— AIM —
Print the stretch from the beginning of the records through the line that contains "marker-symbol: ν (129, 1067, 138, 1089)", copying each of those lines verbatim and nothing more.

+===+

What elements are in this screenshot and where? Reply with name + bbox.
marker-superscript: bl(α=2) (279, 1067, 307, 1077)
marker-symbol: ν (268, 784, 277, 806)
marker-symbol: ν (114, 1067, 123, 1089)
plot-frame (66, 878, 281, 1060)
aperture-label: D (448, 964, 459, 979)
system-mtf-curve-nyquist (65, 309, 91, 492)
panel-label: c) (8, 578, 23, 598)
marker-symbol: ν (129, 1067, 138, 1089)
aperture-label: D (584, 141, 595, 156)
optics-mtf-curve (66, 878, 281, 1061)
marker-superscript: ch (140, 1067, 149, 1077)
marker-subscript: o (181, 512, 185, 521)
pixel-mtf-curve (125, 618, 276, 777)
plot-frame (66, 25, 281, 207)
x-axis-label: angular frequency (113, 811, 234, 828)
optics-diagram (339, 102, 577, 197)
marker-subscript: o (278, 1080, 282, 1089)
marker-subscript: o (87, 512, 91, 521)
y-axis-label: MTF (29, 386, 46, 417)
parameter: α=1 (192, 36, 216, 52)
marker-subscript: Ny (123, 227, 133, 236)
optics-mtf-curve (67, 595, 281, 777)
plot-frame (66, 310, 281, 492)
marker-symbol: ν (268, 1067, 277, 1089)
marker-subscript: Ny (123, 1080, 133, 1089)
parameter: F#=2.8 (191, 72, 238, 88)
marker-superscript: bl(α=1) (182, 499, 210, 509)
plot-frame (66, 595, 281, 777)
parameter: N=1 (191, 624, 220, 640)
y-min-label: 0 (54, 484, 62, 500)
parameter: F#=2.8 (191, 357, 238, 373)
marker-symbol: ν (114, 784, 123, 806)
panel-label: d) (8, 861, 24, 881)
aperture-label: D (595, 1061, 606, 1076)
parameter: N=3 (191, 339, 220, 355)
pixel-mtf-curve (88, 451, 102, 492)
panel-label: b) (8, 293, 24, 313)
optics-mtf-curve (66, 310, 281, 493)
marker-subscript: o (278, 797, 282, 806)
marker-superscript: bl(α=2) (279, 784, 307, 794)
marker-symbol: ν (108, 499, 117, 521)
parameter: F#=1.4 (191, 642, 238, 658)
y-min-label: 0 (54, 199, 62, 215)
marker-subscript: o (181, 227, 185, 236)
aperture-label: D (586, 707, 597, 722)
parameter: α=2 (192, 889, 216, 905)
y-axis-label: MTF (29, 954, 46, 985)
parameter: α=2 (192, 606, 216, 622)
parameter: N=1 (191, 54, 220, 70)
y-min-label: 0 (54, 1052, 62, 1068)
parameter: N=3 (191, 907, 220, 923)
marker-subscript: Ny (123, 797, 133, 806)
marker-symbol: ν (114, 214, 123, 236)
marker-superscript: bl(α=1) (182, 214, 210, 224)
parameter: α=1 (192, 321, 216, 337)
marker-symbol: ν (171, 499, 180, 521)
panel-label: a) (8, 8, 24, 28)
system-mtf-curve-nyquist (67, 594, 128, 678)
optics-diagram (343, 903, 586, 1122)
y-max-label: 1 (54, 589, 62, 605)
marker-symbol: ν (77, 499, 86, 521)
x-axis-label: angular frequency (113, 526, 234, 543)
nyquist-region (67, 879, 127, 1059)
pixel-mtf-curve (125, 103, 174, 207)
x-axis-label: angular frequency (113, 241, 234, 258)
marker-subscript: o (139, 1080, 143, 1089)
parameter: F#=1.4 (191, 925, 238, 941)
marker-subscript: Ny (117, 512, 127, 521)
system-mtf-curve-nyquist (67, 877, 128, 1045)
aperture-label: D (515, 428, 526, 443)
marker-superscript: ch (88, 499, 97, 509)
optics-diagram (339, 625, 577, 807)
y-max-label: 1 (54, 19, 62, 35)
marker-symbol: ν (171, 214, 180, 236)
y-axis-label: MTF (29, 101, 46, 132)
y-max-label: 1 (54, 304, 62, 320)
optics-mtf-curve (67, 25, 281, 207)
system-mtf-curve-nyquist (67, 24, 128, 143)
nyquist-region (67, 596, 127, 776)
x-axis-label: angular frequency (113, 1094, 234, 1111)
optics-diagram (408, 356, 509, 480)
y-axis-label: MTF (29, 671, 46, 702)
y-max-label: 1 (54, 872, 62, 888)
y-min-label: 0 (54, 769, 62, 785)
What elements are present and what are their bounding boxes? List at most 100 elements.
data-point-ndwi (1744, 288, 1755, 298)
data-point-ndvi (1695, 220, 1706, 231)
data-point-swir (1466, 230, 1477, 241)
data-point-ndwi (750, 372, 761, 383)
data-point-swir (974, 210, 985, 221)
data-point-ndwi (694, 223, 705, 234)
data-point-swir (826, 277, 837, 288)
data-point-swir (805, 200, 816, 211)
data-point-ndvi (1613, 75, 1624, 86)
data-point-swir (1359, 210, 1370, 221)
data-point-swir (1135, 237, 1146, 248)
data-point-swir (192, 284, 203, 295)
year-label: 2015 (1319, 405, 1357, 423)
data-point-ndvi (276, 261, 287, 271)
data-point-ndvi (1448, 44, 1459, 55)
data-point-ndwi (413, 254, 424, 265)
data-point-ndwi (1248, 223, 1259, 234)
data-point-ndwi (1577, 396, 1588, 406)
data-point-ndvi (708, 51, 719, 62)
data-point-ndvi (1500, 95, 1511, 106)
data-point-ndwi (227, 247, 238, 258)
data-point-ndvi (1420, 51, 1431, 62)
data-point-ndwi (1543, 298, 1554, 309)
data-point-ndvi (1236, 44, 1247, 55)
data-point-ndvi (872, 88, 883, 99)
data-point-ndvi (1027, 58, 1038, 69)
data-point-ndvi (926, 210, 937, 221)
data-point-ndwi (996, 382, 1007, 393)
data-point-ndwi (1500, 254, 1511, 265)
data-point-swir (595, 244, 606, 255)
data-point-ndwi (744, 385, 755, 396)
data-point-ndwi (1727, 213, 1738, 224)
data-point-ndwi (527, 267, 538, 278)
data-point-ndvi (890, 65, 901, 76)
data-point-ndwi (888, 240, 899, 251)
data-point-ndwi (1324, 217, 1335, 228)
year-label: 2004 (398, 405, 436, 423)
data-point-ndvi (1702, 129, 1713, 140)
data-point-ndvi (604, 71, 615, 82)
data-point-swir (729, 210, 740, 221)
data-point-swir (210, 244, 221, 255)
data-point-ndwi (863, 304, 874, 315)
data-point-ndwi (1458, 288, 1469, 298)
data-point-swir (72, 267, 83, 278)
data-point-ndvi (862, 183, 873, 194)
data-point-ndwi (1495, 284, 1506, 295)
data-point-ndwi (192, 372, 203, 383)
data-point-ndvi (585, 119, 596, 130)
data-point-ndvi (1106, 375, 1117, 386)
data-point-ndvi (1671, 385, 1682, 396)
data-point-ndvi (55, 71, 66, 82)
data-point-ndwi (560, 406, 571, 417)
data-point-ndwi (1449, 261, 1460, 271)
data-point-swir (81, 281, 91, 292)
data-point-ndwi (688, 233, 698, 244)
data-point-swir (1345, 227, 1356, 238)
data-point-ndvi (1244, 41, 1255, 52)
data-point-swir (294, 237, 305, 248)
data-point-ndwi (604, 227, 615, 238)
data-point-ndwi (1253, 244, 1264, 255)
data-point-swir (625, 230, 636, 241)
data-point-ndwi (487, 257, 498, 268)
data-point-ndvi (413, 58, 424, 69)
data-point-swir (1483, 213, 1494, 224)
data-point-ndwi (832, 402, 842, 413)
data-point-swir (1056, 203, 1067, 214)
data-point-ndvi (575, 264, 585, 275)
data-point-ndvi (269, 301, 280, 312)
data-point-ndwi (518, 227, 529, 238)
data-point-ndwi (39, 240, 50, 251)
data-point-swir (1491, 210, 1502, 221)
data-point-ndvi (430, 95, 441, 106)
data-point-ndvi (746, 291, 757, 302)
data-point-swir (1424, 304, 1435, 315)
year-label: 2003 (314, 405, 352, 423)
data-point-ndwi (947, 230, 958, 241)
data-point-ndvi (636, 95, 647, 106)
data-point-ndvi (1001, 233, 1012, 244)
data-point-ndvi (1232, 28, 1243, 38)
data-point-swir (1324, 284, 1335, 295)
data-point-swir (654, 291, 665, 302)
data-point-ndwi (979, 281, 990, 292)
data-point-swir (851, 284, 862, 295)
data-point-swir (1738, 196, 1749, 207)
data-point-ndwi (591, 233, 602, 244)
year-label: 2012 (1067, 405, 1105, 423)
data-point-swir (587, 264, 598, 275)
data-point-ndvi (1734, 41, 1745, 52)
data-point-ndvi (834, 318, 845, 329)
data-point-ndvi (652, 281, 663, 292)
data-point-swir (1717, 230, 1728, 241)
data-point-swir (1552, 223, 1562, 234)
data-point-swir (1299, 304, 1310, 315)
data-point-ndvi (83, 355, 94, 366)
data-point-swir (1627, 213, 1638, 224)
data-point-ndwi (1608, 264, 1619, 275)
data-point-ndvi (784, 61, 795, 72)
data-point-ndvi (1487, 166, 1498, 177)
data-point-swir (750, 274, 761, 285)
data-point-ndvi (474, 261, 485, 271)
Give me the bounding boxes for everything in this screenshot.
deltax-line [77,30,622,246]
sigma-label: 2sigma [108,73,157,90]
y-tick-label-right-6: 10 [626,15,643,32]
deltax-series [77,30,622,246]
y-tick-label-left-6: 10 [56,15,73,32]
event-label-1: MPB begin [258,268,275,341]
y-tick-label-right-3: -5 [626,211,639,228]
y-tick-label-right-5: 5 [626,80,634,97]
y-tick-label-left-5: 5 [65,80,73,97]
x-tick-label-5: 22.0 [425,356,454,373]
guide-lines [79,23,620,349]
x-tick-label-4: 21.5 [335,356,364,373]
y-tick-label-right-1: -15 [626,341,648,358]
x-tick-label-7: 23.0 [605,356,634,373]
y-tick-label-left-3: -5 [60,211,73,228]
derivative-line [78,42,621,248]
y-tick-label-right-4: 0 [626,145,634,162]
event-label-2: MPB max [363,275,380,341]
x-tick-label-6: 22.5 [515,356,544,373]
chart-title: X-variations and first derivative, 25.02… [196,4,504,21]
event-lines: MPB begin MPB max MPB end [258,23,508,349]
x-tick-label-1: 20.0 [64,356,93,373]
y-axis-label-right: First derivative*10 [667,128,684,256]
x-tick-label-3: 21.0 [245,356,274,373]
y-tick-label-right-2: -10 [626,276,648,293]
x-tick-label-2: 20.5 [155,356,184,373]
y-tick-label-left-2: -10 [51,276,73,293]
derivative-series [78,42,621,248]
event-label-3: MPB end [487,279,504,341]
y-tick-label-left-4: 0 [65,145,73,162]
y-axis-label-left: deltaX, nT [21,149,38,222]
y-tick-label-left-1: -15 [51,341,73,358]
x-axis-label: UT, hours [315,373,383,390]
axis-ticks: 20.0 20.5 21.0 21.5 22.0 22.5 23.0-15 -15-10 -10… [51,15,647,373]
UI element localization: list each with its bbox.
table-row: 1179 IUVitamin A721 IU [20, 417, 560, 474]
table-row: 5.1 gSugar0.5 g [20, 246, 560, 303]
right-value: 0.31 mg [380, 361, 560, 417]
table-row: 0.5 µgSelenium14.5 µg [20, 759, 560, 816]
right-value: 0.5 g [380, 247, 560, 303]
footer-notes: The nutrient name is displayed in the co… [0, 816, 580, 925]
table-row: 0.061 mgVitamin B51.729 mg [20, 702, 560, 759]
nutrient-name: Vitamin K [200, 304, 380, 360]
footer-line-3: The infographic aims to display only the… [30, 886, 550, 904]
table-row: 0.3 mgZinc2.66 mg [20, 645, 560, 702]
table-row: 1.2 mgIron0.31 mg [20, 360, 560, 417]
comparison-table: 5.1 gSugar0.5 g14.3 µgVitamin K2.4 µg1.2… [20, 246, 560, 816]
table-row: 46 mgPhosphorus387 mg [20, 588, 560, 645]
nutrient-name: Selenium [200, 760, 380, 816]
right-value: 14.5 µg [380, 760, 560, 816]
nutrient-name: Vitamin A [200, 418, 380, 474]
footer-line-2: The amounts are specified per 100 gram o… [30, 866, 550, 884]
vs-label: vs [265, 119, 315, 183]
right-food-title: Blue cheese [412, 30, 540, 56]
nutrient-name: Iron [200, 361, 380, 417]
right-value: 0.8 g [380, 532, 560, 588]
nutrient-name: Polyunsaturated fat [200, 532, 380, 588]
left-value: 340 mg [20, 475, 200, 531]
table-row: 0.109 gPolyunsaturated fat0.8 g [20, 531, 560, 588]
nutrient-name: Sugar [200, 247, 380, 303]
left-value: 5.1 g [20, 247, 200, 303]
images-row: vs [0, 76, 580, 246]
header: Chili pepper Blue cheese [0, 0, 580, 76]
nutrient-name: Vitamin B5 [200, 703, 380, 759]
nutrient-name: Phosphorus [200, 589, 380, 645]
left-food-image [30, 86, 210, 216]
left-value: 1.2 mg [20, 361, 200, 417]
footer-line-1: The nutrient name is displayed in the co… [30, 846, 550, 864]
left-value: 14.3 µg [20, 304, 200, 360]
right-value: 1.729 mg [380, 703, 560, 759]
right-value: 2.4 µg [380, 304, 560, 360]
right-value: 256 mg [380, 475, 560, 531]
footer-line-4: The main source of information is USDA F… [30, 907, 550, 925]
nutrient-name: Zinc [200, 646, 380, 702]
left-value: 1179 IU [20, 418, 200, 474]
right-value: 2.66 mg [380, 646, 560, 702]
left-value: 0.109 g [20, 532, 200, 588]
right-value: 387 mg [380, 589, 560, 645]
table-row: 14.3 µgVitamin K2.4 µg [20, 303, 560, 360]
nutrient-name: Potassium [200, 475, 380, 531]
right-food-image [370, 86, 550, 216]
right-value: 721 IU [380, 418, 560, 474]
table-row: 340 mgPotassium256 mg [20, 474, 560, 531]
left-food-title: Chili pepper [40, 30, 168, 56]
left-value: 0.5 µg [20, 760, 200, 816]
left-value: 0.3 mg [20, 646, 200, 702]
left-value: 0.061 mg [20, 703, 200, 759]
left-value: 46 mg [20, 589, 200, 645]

+===+

— SOLUTION TO THE EXERCISE —
What elements are in this screenshot and where? Reply with name + bbox.
marker-superscript: bl(α=2) (279, 1067, 307, 1077)
marker-symbol: ν (268, 784, 277, 806)
marker-symbol: ν (114, 1067, 123, 1089)
plot-frame (66, 878, 281, 1060)
aperture-label: D (448, 964, 459, 979)
system-mtf-curve-nyquist (65, 309, 91, 492)
panel-label: c) (8, 578, 23, 598)
marker-symbol: ν (129, 1067, 138, 1089)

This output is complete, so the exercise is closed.